[BEGIN RECORDS SUPPLIED]

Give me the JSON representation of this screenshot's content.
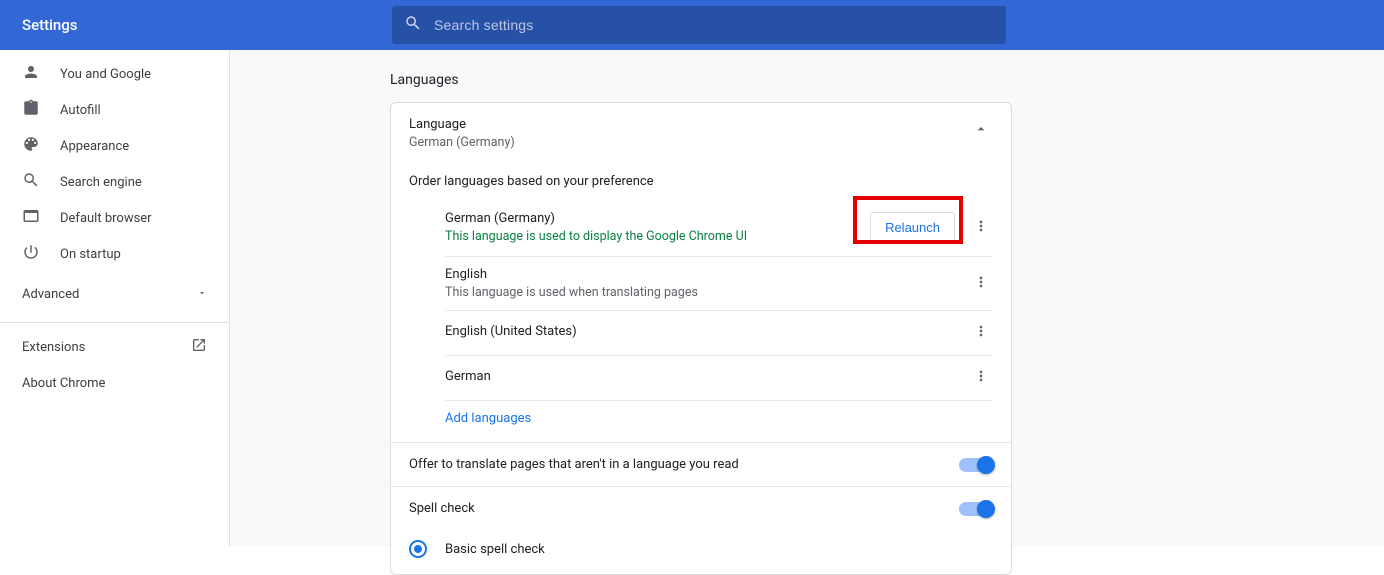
{
  "header": {
    "title": "Settings",
    "search_placeholder": "Search settings"
  },
  "sidebar": {
    "items": [
      {
        "label": "You and Google"
      },
      {
        "label": "Autofill"
      },
      {
        "label": "Appearance"
      },
      {
        "label": "Search engine"
      },
      {
        "label": "Default browser"
      },
      {
        "label": "On startup"
      }
    ],
    "advanced_label": "Advanced",
    "extensions_label": "Extensions",
    "about_label": "About Chrome"
  },
  "main": {
    "heading": "Languages",
    "lang_title": "Language",
    "lang_current": "German (Germany)",
    "order_text": "Order languages based on your preference",
    "languages": [
      {
        "name": "German (Germany)",
        "note": "This language is used to display the Google Chrome UI",
        "note_type": "ui",
        "relaunch": true
      },
      {
        "name": "English",
        "note": "This language is used when translating pages",
        "note_type": "sub",
        "relaunch": false
      },
      {
        "name": "English (United States)",
        "note": "",
        "note_type": "sub",
        "relaunch": false
      },
      {
        "name": "German",
        "note": "",
        "note_type": "sub",
        "relaunch": false
      }
    ],
    "relaunch_label": "Relaunch",
    "add_label": "Add languages",
    "offer_translate_label": "Offer to translate pages that aren't in a language you read",
    "spell_check_label": "Spell check",
    "basic_spell_label": "Basic spell check"
  }
}
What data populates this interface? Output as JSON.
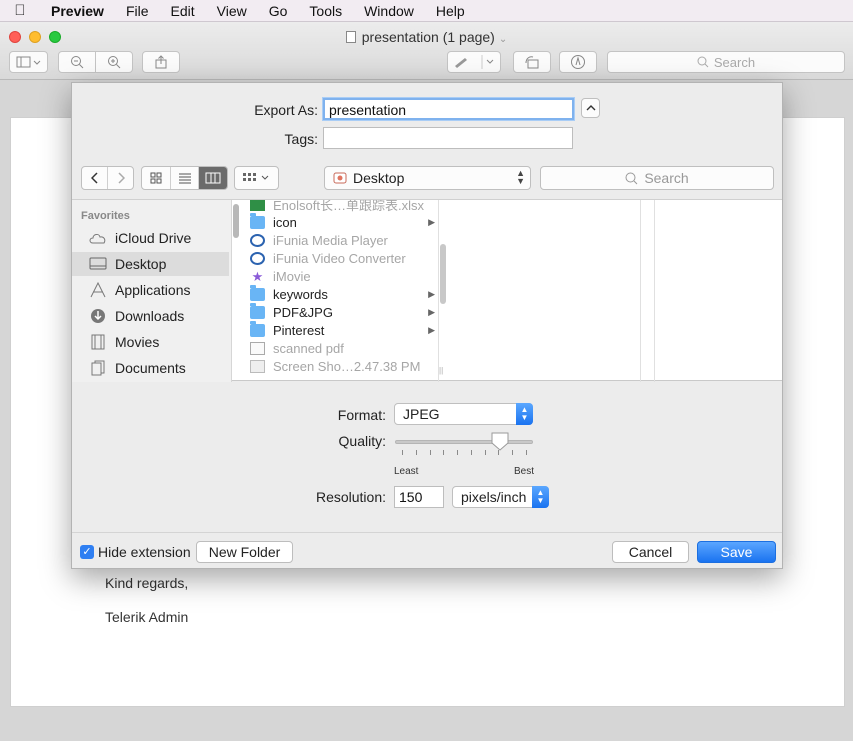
{
  "menubar": {
    "apple_icon": "apple-logo-icon",
    "items": [
      "Preview",
      "File",
      "Edit",
      "View",
      "Go",
      "Tools",
      "Window",
      "Help"
    ]
  },
  "window": {
    "title": "presentation (1 page)",
    "toolbar_search_placeholder": "Search"
  },
  "document": {
    "lines": [
      "Kind regards,",
      "Telerik Admin"
    ]
  },
  "dialog": {
    "export_as_label": "Export As:",
    "export_as_value": "presentation",
    "tags_label": "Tags:",
    "tags_value": "",
    "location": "Desktop",
    "search_placeholder": "Search",
    "sidebar": {
      "header": "Favorites",
      "items": [
        {
          "label": "iCloud Drive",
          "icon": "cloud-icon"
        },
        {
          "label": "Desktop",
          "icon": "desktop-icon"
        },
        {
          "label": "Applications",
          "icon": "applications-icon"
        },
        {
          "label": "Downloads",
          "icon": "downloads-icon"
        },
        {
          "label": "Movies",
          "icon": "movies-icon"
        },
        {
          "label": "Documents",
          "icon": "documents-icon"
        }
      ]
    },
    "files": [
      {
        "name": "Enolsoft长…单跟踪表.xlsx",
        "type": "xls",
        "dim": true
      },
      {
        "name": "icon",
        "type": "folder",
        "dim": false
      },
      {
        "name": "iFunia Media Player",
        "type": "media",
        "dim": true
      },
      {
        "name": "iFunia Video Converter",
        "type": "media",
        "dim": true
      },
      {
        "name": "iMovie",
        "type": "imovie",
        "dim": true
      },
      {
        "name": "keywords",
        "type": "folder",
        "dim": false
      },
      {
        "name": "PDF&JPG",
        "type": "folder",
        "dim": false
      },
      {
        "name": "Pinterest",
        "type": "folder",
        "dim": false
      },
      {
        "name": "scanned pdf",
        "type": "doc",
        "dim": true
      },
      {
        "name": "Screen Sho…2.47.38 PM",
        "type": "screen",
        "dim": true
      }
    ],
    "format_label": "Format:",
    "format_value": "JPEG",
    "quality_label": "Quality:",
    "quality_level": 0.8,
    "quality_min_label": "Least",
    "quality_max_label": "Best",
    "resolution_label": "Resolution:",
    "resolution_value": "150",
    "resolution_unit": "pixels/inch",
    "hide_extension_label": "Hide extension",
    "hide_extension_checked": true,
    "new_folder_label": "New Folder",
    "cancel_label": "Cancel",
    "save_label": "Save"
  }
}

[END RECORDS SUPPLIED]

## WORK TO BE COMPLETED:
Leave the pictures out, and print every line of the listing exactly as written.

## REPLY TO THE EXERCISE:
Give me the JSON representation of this screenshot's content.
{
  "header": {
    "title": "Settings",
    "search_placeholder": "Search settings"
  },
  "sidebar": {
    "items": [
      {
        "label": "You and Google"
      },
      {
        "label": "Autofill"
      },
      {
        "label": "Appearance"
      },
      {
        "label": "Search engine"
      },
      {
        "label": "Default browser"
      },
      {
        "label": "On startup"
      }
    ],
    "advanced_label": "Advanced",
    "extensions_label": "Extensions",
    "about_label": "About Chrome"
  },
  "main": {
    "heading": "Languages",
    "lang_title": "Language",
    "lang_current": "German (Germany)",
    "order_text": "Order languages based on your preference",
    "languages": [
      {
        "name": "German (Germany)",
        "note": "This language is used to display the Google Chrome UI",
        "note_type": "ui",
        "relaunch": true
      },
      {
        "name": "English",
        "note": "This language is used when translating pages",
        "note_type": "sub",
        "relaunch": false
      },
      {
        "name": "English (United States)",
        "note": "",
        "note_type": "sub",
        "relaunch": false
      },
      {
        "name": "German",
        "note": "",
        "note_type": "sub",
        "relaunch": false
      }
    ],
    "relaunch_label": "Relaunch",
    "add_label": "Add languages",
    "offer_translate_label": "Offer to translate pages that aren't in a language you read",
    "spell_check_label": "Spell check",
    "basic_spell_label": "Basic spell check"
  }
}
What data populates this interface? Output as JSON.
{
  "menubar": {
    "apple_icon": "apple-logo-icon",
    "items": [
      "Preview",
      "File",
      "Edit",
      "View",
      "Go",
      "Tools",
      "Window",
      "Help"
    ]
  },
  "window": {
    "title": "presentation (1 page)",
    "toolbar_search_placeholder": "Search"
  },
  "document": {
    "lines": [
      "Kind regards,",
      "Telerik Admin"
    ]
  },
  "dialog": {
    "export_as_label": "Export As:",
    "export_as_value": "presentation",
    "tags_label": "Tags:",
    "tags_value": "",
    "location": "Desktop",
    "search_placeholder": "Search",
    "sidebar": {
      "header": "Favorites",
      "items": [
        {
          "label": "iCloud Drive",
          "icon": "cloud-icon"
        },
        {
          "label": "Desktop",
          "icon": "desktop-icon"
        },
        {
          "label": "Applications",
          "icon": "applications-icon"
        },
        {
          "label": "Downloads",
          "icon": "downloads-icon"
        },
        {
          "label": "Movies",
          "icon": "movies-icon"
        },
        {
          "label": "Documents",
          "icon": "documents-icon"
        }
      ]
    },
    "files": [
      {
        "name": "Enolsoft长…单跟踪表.xlsx",
        "type": "xls",
        "dim": true
      },
      {
        "name": "icon",
        "type": "folder",
        "dim": false
      },
      {
        "name": "iFunia Media Player",
        "type": "media",
        "dim": true
      },
      {
        "name": "iFunia Video Converter",
        "type": "media",
        "dim": true
      },
      {
        "name": "iMovie",
        "type": "imovie",
        "dim": true
      },
      {
        "name": "keywords",
        "type": "folder",
        "dim": false
      },
      {
        "name": "PDF&JPG",
        "type": "folder",
        "dim": false
      },
      {
        "name": "Pinterest",
        "type": "folder",
        "dim": false
      },
      {
        "name": "scanned pdf",
        "type": "doc",
        "dim": true
      },
      {
        "name": "Screen Sho…2.47.38 PM",
        "type": "screen",
        "dim": true
      }
    ],
    "format_label": "Format:",
    "format_value": "JPEG",
    "quality_label": "Quality:",
    "quality_level": 0.8,
    "quality_min_label": "Least",
    "quality_max_label": "Best",
    "resolution_label": "Resolution:",
    "resolution_value": "150",
    "resolution_unit": "pixels/inch",
    "hide_extension_label": "Hide extension",
    "hide_extension_checked": true,
    "new_folder_label": "New Folder",
    "cancel_label": "Cancel",
    "save_label": "Save"
  }
}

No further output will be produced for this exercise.